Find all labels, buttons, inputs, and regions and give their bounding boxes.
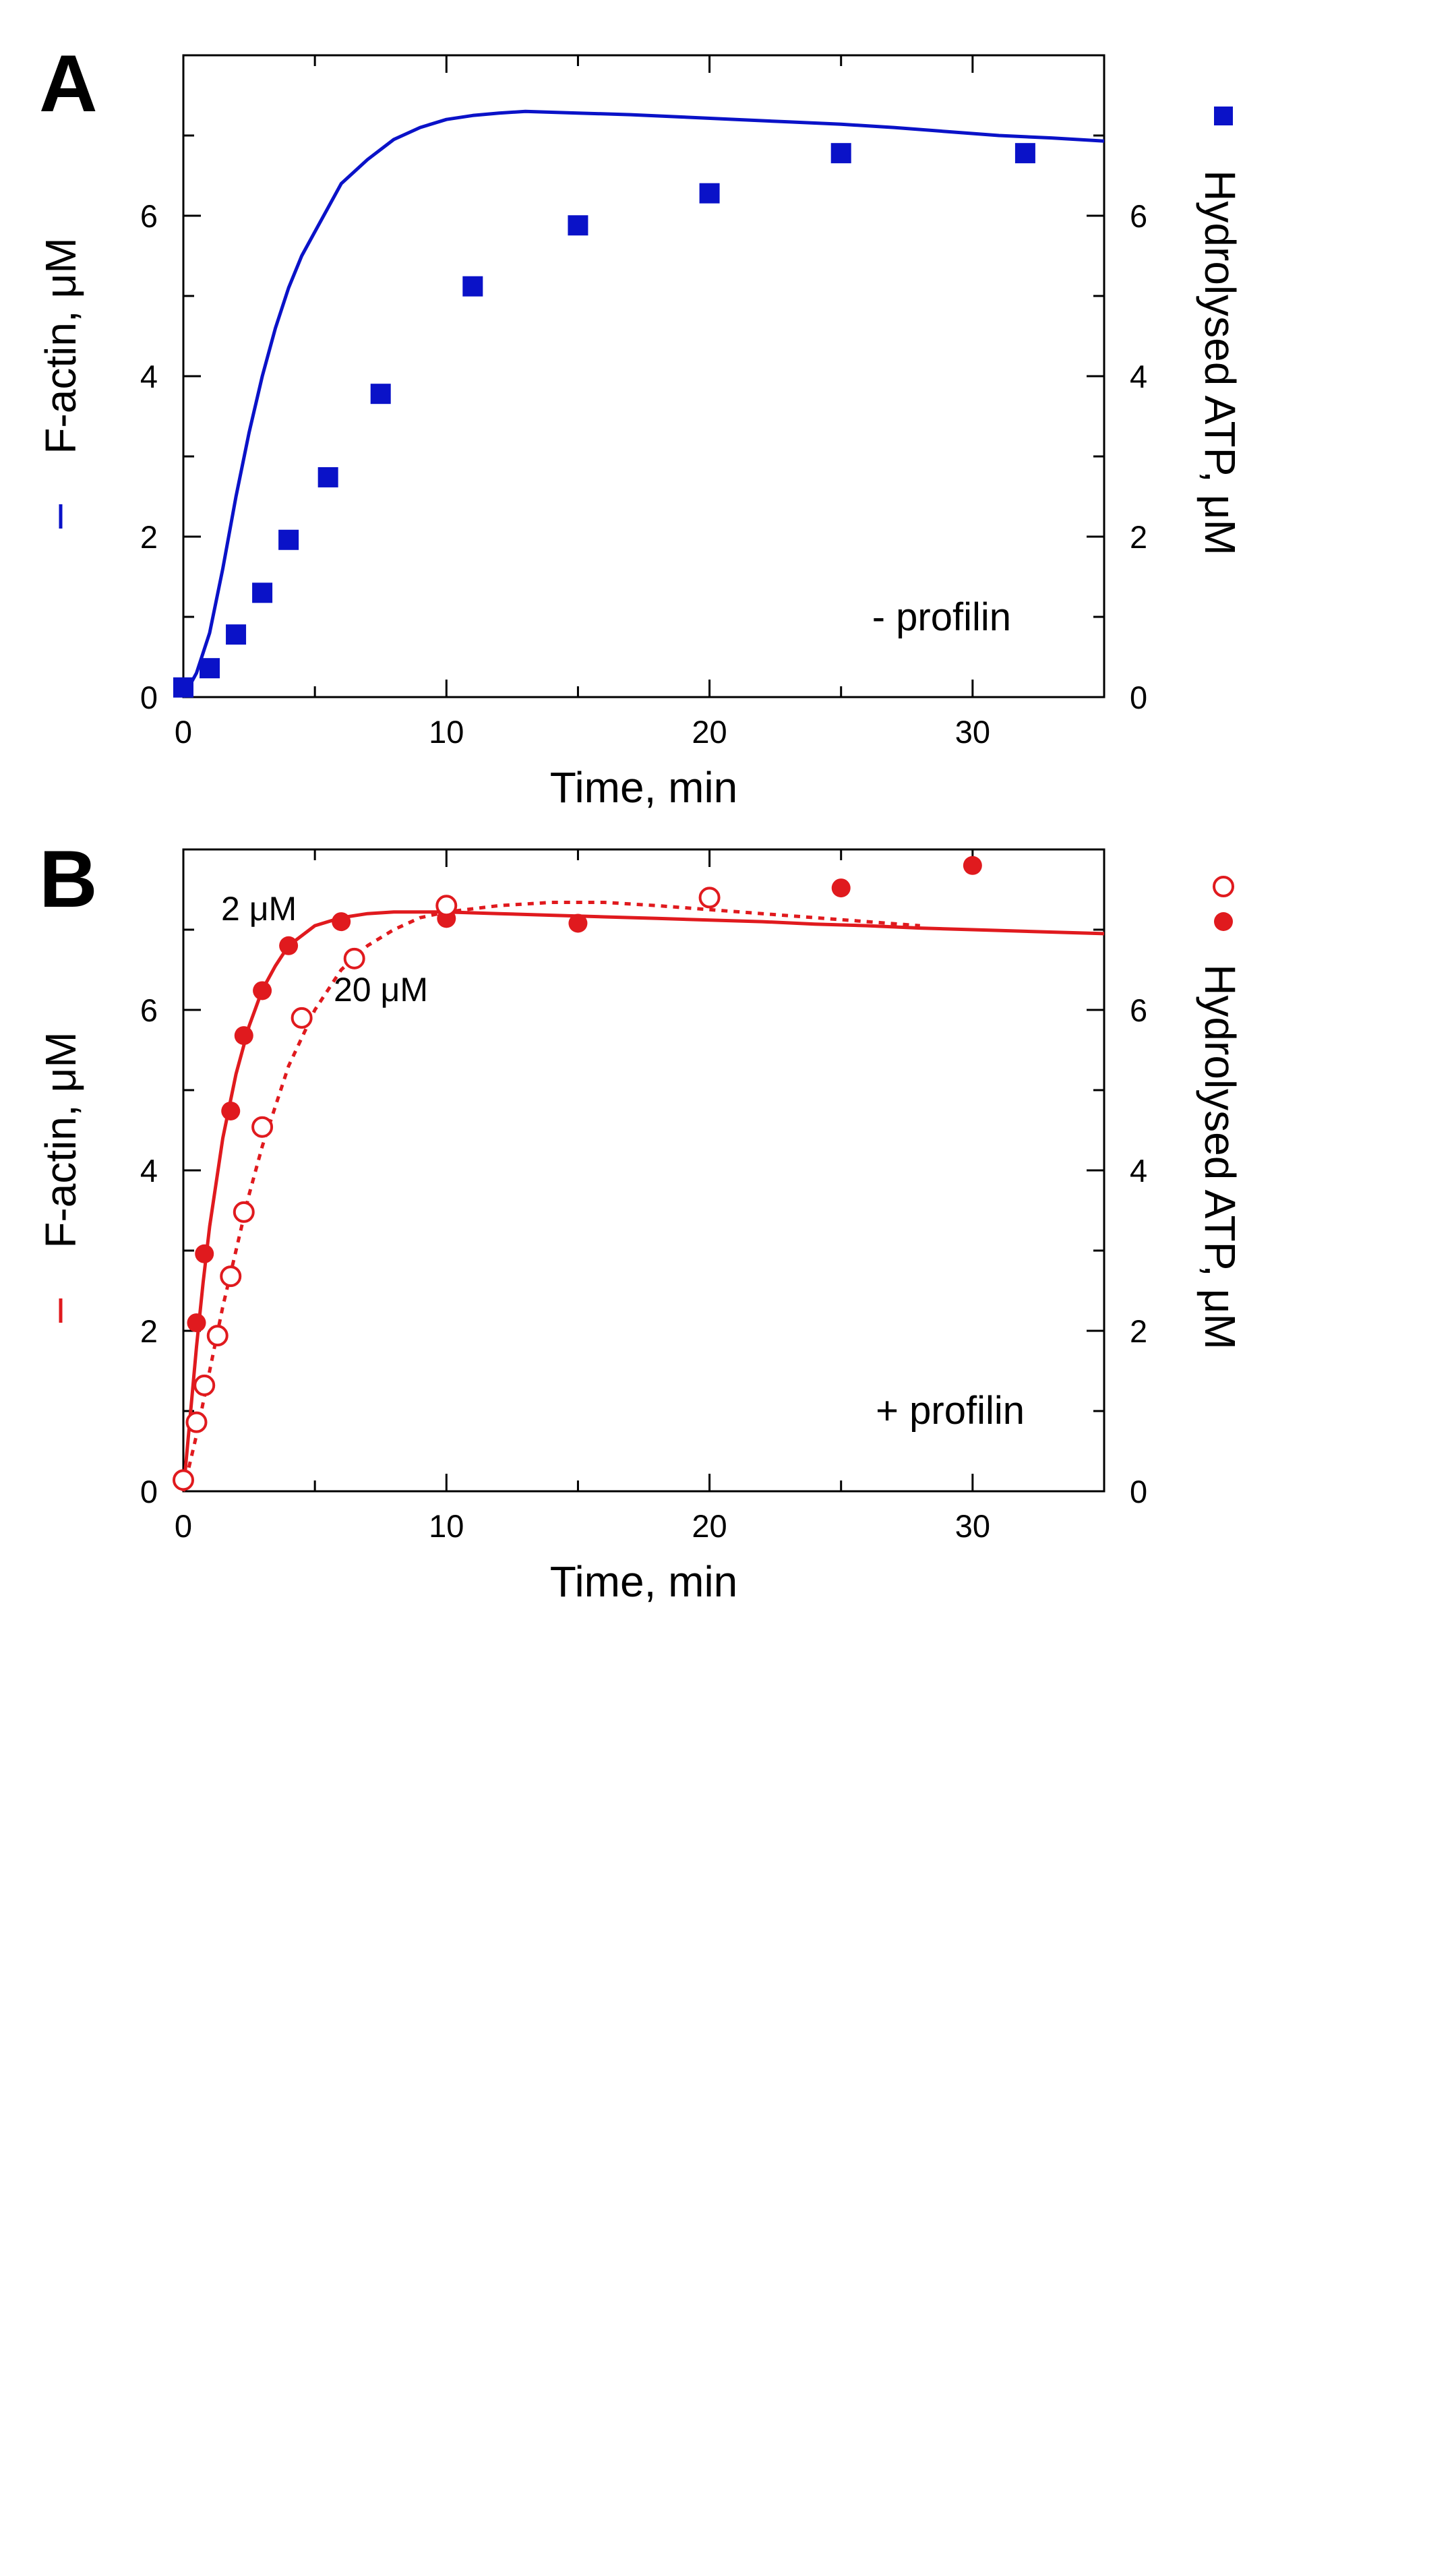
panel-annotation: - profilin bbox=[872, 595, 1011, 639]
x-tick-label: 30 bbox=[955, 714, 990, 750]
y-tick-label-left: 2 bbox=[140, 1313, 158, 1349]
data-point-square bbox=[173, 677, 193, 698]
data-point-open-circle bbox=[206, 1325, 229, 1347]
data-point-open-circle bbox=[220, 1265, 242, 1288]
x-axis-title: Time, min bbox=[550, 763, 738, 812]
series-line-1 bbox=[181, 901, 920, 1492]
data-point-filled-circle bbox=[279, 936, 299, 955]
x-tick-label: 20 bbox=[692, 714, 727, 750]
y-tick-label-left: 4 bbox=[140, 1153, 158, 1189]
panel-letter: B bbox=[39, 834, 98, 924]
y-axis-title-right: Hydrolysed ATP, μM bbox=[1196, 964, 1244, 1350]
y-tick-label-right: 0 bbox=[1130, 1474, 1147, 1509]
x-tick-label: 30 bbox=[955, 1508, 990, 1544]
data-point-square bbox=[278, 529, 299, 550]
right-axis-filled-circle-key bbox=[1214, 912, 1233, 931]
x-tick-label: 10 bbox=[429, 714, 464, 750]
data-point-open-circle bbox=[343, 947, 365, 969]
data-point-open-circle bbox=[193, 1374, 216, 1396]
data-point-square bbox=[830, 143, 851, 164]
y-axis-title-left: F-actin, μM bbox=[36, 237, 85, 454]
y-tick-label-left: 6 bbox=[140, 992, 158, 1028]
x-axis-title: Time, min bbox=[550, 1557, 738, 1606]
y-tick-label-right: 2 bbox=[1130, 519, 1147, 555]
data-point-open-circle bbox=[251, 1116, 274, 1138]
y-tick-label-left: 6 bbox=[140, 198, 158, 234]
panel-letter: A bbox=[39, 38, 98, 129]
data-point-open-circle bbox=[435, 895, 458, 917]
data-point-filled-circle bbox=[234, 1026, 253, 1046]
y-tick-label-right: 4 bbox=[1130, 1153, 1147, 1189]
y-tick-label-right: 2 bbox=[1130, 1313, 1147, 1349]
data-point-open-circle bbox=[233, 1201, 255, 1223]
y-tick-label-left: 0 bbox=[140, 1474, 158, 1509]
x-tick-label: 0 bbox=[175, 714, 192, 750]
y-tick-label-left: 0 bbox=[140, 680, 158, 715]
data-point-open-circle bbox=[291, 1007, 313, 1029]
x-tick-label: 10 bbox=[429, 1508, 464, 1544]
y-tick-label-right: 6 bbox=[1130, 992, 1147, 1028]
data-point-filled-circle bbox=[195, 1244, 214, 1263]
data-point-square bbox=[462, 276, 483, 297]
series-line-0 bbox=[181, 910, 1105, 1492]
x-tick-label: 0 bbox=[175, 1508, 192, 1544]
data-point-open-circle bbox=[698, 887, 721, 909]
data-point-square bbox=[317, 467, 338, 487]
y-axis-title-left: F-actin, μM bbox=[36, 1031, 85, 1248]
y-axis-title-right: Hydrolysed ATP, μM bbox=[1196, 170, 1244, 556]
data-point-square bbox=[568, 215, 588, 236]
right-axis-square-key bbox=[1214, 107, 1233, 125]
data-point-filled-circle bbox=[963, 856, 982, 875]
data-point-filled-circle bbox=[568, 913, 588, 933]
data-point-square bbox=[370, 384, 391, 405]
data-point-filled-circle bbox=[332, 912, 351, 932]
data-point-open-circle bbox=[185, 1411, 208, 1433]
data-point-square bbox=[226, 624, 247, 645]
data-point-open-circle bbox=[173, 1469, 194, 1491]
data-point-filled-circle bbox=[221, 1101, 241, 1120]
curve-label: 2 μM bbox=[221, 890, 297, 928]
data-point-filled-circle bbox=[831, 878, 851, 898]
panel-annotation: + profilin bbox=[876, 1389, 1025, 1433]
data-point-filled-circle bbox=[253, 981, 272, 1000]
data-point-filled-circle bbox=[187, 1313, 206, 1333]
data-point-square bbox=[1014, 143, 1035, 164]
curve-label: 20 μM bbox=[334, 971, 428, 1009]
y-tick-label-right: 0 bbox=[1130, 680, 1147, 715]
data-point-square bbox=[200, 658, 220, 679]
y-tick-label-right: 4 bbox=[1130, 359, 1147, 394]
data-point-square bbox=[252, 582, 273, 603]
right-axis-open-circle-key bbox=[1213, 876, 1234, 897]
y-tick-label-left: 4 bbox=[140, 359, 158, 394]
series-line-0 bbox=[181, 109, 1105, 698]
y-tick-label-right: 6 bbox=[1130, 198, 1147, 234]
x-tick-label: 20 bbox=[692, 1508, 727, 1544]
y-tick-label-left: 2 bbox=[140, 519, 158, 555]
data-point-square bbox=[699, 183, 720, 204]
--
▸ PROBLEM REQUIREMENTS: Can you write out everything from the line containing "panel-annotation: - profilin" down to the line containing "data-point-filled-circle bbox=[279, 936, 299, 955]", with both of those lines included, reproducing each one exactly?

▸ WRITTEN ANSWER:
panel-annotation: - profilin bbox=[872, 595, 1011, 639]
x-tick-label: 30 bbox=[955, 714, 990, 750]
y-tick-label-left: 2 bbox=[140, 1313, 158, 1349]
data-point-square bbox=[173, 677, 193, 698]
data-point-open-circle bbox=[206, 1325, 229, 1347]
data-point-open-circle bbox=[220, 1265, 242, 1288]
x-axis-title: Time, min bbox=[550, 763, 738, 812]
series-line-1 bbox=[181, 901, 920, 1492]
data-point-filled-circle bbox=[279, 936, 299, 955]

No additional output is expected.